::: RECORDED INFORMATION :::

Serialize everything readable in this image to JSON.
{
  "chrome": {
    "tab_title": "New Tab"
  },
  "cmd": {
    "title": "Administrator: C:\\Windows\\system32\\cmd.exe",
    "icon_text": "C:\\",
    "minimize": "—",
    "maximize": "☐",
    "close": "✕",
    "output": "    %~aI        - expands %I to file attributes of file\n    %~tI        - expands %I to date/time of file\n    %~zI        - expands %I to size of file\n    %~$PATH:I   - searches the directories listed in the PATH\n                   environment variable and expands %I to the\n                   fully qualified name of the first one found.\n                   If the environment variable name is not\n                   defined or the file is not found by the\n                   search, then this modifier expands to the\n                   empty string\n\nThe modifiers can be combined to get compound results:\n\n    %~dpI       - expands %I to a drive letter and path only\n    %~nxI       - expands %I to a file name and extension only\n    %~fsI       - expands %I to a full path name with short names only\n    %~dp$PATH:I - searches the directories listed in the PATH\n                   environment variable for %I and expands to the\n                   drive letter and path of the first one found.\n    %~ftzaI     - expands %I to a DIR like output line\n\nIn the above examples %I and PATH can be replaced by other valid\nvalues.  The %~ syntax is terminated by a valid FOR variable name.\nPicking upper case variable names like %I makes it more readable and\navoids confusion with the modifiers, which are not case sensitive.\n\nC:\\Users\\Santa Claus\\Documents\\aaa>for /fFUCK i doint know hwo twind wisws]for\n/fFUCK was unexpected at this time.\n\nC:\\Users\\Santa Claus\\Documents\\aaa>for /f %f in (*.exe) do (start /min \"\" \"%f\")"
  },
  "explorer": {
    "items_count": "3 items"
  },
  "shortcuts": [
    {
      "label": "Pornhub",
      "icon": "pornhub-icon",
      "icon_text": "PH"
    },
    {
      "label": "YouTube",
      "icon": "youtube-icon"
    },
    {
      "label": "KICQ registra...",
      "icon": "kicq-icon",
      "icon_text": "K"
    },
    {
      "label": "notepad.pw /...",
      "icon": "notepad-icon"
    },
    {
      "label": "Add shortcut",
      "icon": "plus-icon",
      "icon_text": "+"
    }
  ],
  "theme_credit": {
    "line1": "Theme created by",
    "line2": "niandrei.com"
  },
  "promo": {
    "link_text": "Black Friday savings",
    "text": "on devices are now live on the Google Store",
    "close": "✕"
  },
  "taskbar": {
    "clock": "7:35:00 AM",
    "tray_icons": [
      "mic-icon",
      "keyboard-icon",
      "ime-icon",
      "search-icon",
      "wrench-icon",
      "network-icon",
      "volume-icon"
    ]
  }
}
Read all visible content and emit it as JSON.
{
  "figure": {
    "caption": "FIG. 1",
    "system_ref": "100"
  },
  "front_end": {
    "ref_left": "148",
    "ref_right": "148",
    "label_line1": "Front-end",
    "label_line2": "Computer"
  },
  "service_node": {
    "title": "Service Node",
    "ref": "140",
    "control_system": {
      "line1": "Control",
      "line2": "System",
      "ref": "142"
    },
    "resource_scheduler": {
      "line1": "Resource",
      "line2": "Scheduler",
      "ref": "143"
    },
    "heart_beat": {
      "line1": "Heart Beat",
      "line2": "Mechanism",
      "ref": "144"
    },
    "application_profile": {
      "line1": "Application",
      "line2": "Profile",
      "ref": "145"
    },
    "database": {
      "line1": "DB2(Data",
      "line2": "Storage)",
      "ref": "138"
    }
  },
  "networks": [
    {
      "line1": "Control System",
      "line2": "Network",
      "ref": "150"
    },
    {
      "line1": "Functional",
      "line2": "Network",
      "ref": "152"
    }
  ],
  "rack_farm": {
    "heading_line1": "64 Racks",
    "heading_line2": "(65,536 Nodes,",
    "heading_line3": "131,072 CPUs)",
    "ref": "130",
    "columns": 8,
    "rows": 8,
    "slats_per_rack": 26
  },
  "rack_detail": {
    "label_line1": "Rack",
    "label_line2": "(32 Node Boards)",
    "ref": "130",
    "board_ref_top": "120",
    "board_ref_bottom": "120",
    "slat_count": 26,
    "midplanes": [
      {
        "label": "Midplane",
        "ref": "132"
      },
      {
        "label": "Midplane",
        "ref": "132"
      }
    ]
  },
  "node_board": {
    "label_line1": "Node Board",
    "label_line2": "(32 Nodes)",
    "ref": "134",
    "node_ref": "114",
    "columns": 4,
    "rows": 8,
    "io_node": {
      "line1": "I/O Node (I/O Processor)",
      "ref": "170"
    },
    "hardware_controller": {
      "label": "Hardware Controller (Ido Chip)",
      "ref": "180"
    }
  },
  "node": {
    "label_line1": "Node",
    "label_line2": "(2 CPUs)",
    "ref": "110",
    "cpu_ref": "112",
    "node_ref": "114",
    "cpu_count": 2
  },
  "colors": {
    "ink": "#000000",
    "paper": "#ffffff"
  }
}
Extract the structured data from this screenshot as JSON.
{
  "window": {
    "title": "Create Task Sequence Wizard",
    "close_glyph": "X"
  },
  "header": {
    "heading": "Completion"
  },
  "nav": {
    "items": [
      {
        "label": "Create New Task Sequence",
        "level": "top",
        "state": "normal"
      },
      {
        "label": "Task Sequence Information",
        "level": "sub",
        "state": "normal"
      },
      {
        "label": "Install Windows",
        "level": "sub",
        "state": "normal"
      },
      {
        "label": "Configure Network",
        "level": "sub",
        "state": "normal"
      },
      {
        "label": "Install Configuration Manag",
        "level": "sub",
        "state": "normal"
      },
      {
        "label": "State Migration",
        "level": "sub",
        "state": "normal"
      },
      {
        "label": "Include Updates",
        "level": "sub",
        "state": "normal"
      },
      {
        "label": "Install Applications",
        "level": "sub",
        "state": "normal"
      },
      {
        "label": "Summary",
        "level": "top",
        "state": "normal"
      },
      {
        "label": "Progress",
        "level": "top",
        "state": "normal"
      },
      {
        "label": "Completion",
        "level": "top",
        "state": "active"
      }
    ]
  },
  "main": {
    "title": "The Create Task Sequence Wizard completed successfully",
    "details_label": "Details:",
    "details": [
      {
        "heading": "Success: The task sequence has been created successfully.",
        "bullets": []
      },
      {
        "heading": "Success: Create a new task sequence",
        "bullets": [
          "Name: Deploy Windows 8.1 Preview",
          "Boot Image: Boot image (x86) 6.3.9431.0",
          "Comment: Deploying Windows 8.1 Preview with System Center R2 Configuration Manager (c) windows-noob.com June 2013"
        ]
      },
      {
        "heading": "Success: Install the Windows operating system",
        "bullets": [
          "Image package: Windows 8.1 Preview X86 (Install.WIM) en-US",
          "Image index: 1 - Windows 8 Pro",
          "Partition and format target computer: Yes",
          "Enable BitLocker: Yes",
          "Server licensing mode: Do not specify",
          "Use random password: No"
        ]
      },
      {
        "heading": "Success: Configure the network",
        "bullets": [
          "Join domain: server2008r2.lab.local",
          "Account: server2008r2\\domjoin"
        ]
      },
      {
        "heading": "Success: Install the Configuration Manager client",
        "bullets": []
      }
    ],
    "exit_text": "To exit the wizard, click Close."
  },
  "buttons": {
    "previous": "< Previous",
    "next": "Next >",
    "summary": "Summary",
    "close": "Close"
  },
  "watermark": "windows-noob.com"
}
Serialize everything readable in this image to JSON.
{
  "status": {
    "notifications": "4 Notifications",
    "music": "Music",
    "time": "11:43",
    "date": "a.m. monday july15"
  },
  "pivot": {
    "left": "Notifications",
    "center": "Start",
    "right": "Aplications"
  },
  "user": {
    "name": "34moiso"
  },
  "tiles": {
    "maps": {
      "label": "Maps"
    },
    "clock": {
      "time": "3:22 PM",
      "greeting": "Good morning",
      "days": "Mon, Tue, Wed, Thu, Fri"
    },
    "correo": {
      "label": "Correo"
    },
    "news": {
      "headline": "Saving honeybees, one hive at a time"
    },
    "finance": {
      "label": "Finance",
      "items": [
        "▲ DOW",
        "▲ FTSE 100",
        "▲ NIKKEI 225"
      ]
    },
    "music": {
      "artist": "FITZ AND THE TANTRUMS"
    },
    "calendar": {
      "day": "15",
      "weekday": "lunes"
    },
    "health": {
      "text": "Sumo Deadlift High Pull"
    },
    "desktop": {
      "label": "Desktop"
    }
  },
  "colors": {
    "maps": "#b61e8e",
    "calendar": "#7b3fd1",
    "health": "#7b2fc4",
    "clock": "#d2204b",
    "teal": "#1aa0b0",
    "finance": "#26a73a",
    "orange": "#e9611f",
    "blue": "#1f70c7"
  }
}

:::

AIM OF THE EXERCISE: Show each line holding the word "Manager".

RESPONSE TO THIS TASK:
          "Comment: Deploying Windows 8.1 Preview with System Center R2 Configuration Manager (c) windows-noob.com June 2013"
        "heading": "Success: Install the Configuration Manager client",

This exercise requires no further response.